### EXERCISE OBJECTIVE
Pictures do not belong in the copy, so please give every entry below again exactly.
__________________________________________________
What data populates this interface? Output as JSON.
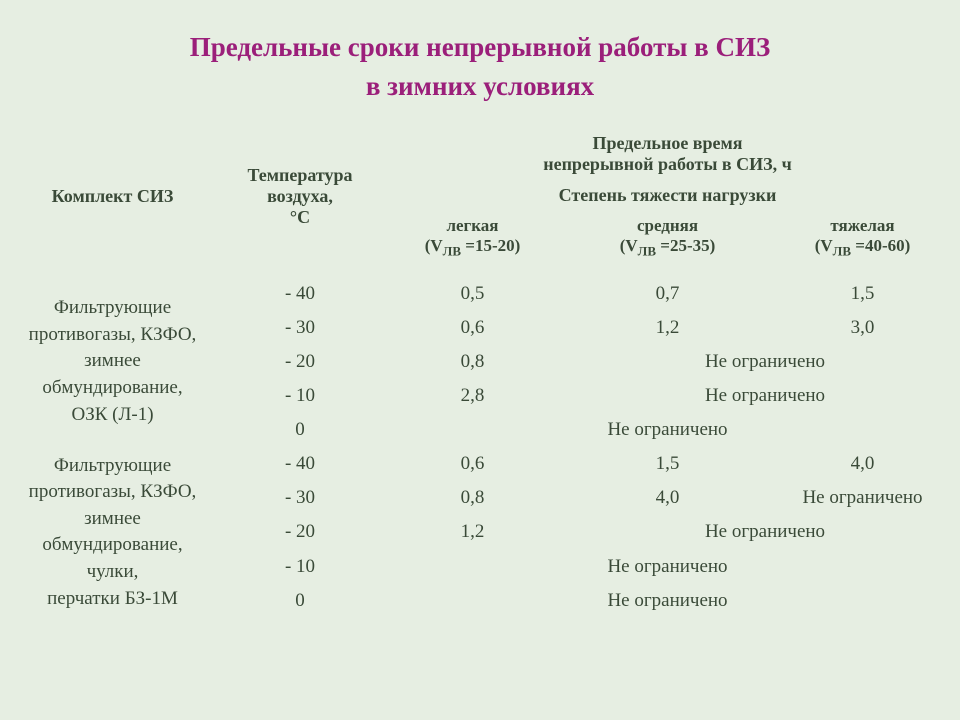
{
  "title": {
    "line1": "Предельные сроки непрерывной работы в СИЗ",
    "line2": "в зимних условиях"
  },
  "headers": {
    "kit": "Комплект СИЗ",
    "temp_l1": "Температура",
    "temp_l2": "воздуха,",
    "temp_l3": "°С",
    "limit_l1": "Предельное время",
    "limit_l2": "непрерывной работы в СИЗ, ч",
    "severity": "Степень тяжести нагрузки",
    "light_l1": "легкая",
    "light_l2": "(V",
    "light_sub": "ЛВ",
    "light_l3": " =15-20)",
    "medium_l1": "средняя",
    "medium_l2": "(V",
    "medium_sub": "ЛВ",
    "medium_l3": " =25-35)",
    "heavy_l1": "тяжелая",
    "heavy_l2": "(V",
    "heavy_sub": "ЛВ",
    "heavy_l3": " =40-60)"
  },
  "unlimited": "Не ограничено",
  "group1": {
    "kit_l1": "Фильтрующие",
    "kit_l2": "противогазы, КЗФО,",
    "kit_l3": "зимнее",
    "kit_l4": "обмундирование,",
    "kit_l5": "ОЗК (Л-1)",
    "rows": [
      {
        "t": "- 40",
        "light": "0,5",
        "medium": "0,7",
        "heavy": "1,5",
        "med_span": 1
      },
      {
        "t": "- 30",
        "light": "0,6",
        "medium": "1,2",
        "heavy": "3,0",
        "med_span": 1
      },
      {
        "t": "- 20",
        "light": "0,8",
        "medium": "Не ограничено",
        "heavy": "",
        "med_span": 2
      },
      {
        "t": "- 10",
        "light": "2,8",
        "medium": "Не ограничено",
        "heavy": "",
        "med_span": 2
      },
      {
        "t": "0",
        "light": "",
        "medium": "Не ограничено",
        "heavy": "",
        "light_span": 3
      }
    ]
  },
  "group2": {
    "kit_l1": "Фильтрующие",
    "kit_l2": "противогазы, КЗФО,",
    "kit_l3": "зимнее",
    "kit_l4": "обмундирование,",
    "kit_l5": "чулки,",
    "kit_l6": "перчатки БЗ-1М",
    "rows": [
      {
        "t": "- 40",
        "light": "0,6",
        "medium": "1,5",
        "heavy": "4,0",
        "med_span": 1
      },
      {
        "t": "- 30",
        "light": "0,8",
        "medium": "4,0",
        "heavy": "Не ограничено",
        "med_span": 1
      },
      {
        "t": "- 20",
        "light": "1,2",
        "medium": "Не ограничено",
        "heavy": "",
        "med_span": 2
      },
      {
        "t": "- 10",
        "light": "",
        "medium": "Не ограничено",
        "heavy": "",
        "light_span": 3
      },
      {
        "t": "0",
        "light": "",
        "medium": "Не ограничено",
        "heavy": "",
        "light_span": 3
      }
    ]
  },
  "style": {
    "bg": "#e6eee2",
    "title_color": "#9b1f7a",
    "text_color": "#3a4a38",
    "title_fontsize": 27,
    "header_fontsize": 18,
    "body_fontsize": 19
  }
}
__________________________________________________
### EXERCISE SOLUTION
What data populates this interface? Output as JSON.
{
  "title": {
    "line1": "Предельные сроки непрерывной работы в СИЗ",
    "line2": "в зимних условиях"
  },
  "headers": {
    "kit": "Комплект СИЗ",
    "temp_l1": "Температура",
    "temp_l2": "воздуха,",
    "temp_l3": "°С",
    "limit_l1": "Предельное время",
    "limit_l2": "непрерывной работы в СИЗ, ч",
    "severity": "Степень тяжести нагрузки",
    "light_l1": "легкая",
    "light_l2": "(V",
    "light_sub": "ЛВ",
    "light_l3": " =15-20)",
    "medium_l1": "средняя",
    "medium_l2": "(V",
    "medium_sub": "ЛВ",
    "medium_l3": " =25-35)",
    "heavy_l1": "тяжелая",
    "heavy_l2": "(V",
    "heavy_sub": "ЛВ",
    "heavy_l3": " =40-60)"
  },
  "unlimited": "Не ограничено",
  "group1": {
    "kit_l1": "Фильтрующие",
    "kit_l2": "противогазы, КЗФО,",
    "kit_l3": "зимнее",
    "kit_l4": "обмундирование,",
    "kit_l5": "ОЗК (Л-1)",
    "rows": [
      {
        "t": "- 40",
        "light": "0,5",
        "medium": "0,7",
        "heavy": "1,5",
        "med_span": 1
      },
      {
        "t": "- 30",
        "light": "0,6",
        "medium": "1,2",
        "heavy": "3,0",
        "med_span": 1
      },
      {
        "t": "- 20",
        "light": "0,8",
        "medium": "Не ограничено",
        "heavy": "",
        "med_span": 2
      },
      {
        "t": "- 10",
        "light": "2,8",
        "medium": "Не ограничено",
        "heavy": "",
        "med_span": 2
      },
      {
        "t": "0",
        "light": "",
        "medium": "Не ограничено",
        "heavy": "",
        "light_span": 3
      }
    ]
  },
  "group2": {
    "kit_l1": "Фильтрующие",
    "kit_l2": "противогазы, КЗФО,",
    "kit_l3": "зимнее",
    "kit_l4": "обмундирование,",
    "kit_l5": "чулки,",
    "kit_l6": "перчатки БЗ-1М",
    "rows": [
      {
        "t": "- 40",
        "light": "0,6",
        "medium": "1,5",
        "heavy": "4,0",
        "med_span": 1
      },
      {
        "t": "- 30",
        "light": "0,8",
        "medium": "4,0",
        "heavy": "Не ограничено",
        "med_span": 1
      },
      {
        "t": "- 20",
        "light": "1,2",
        "medium": "Не ограничено",
        "heavy": "",
        "med_span": 2
      },
      {
        "t": "- 10",
        "light": "",
        "medium": "Не ограничено",
        "heavy": "",
        "light_span": 3
      },
      {
        "t": "0",
        "light": "",
        "medium": "Не ограничено",
        "heavy": "",
        "light_span": 3
      }
    ]
  },
  "style": {
    "bg": "#e6eee2",
    "title_color": "#9b1f7a",
    "text_color": "#3a4a38",
    "title_fontsize": 27,
    "header_fontsize": 18,
    "body_fontsize": 19
  }
}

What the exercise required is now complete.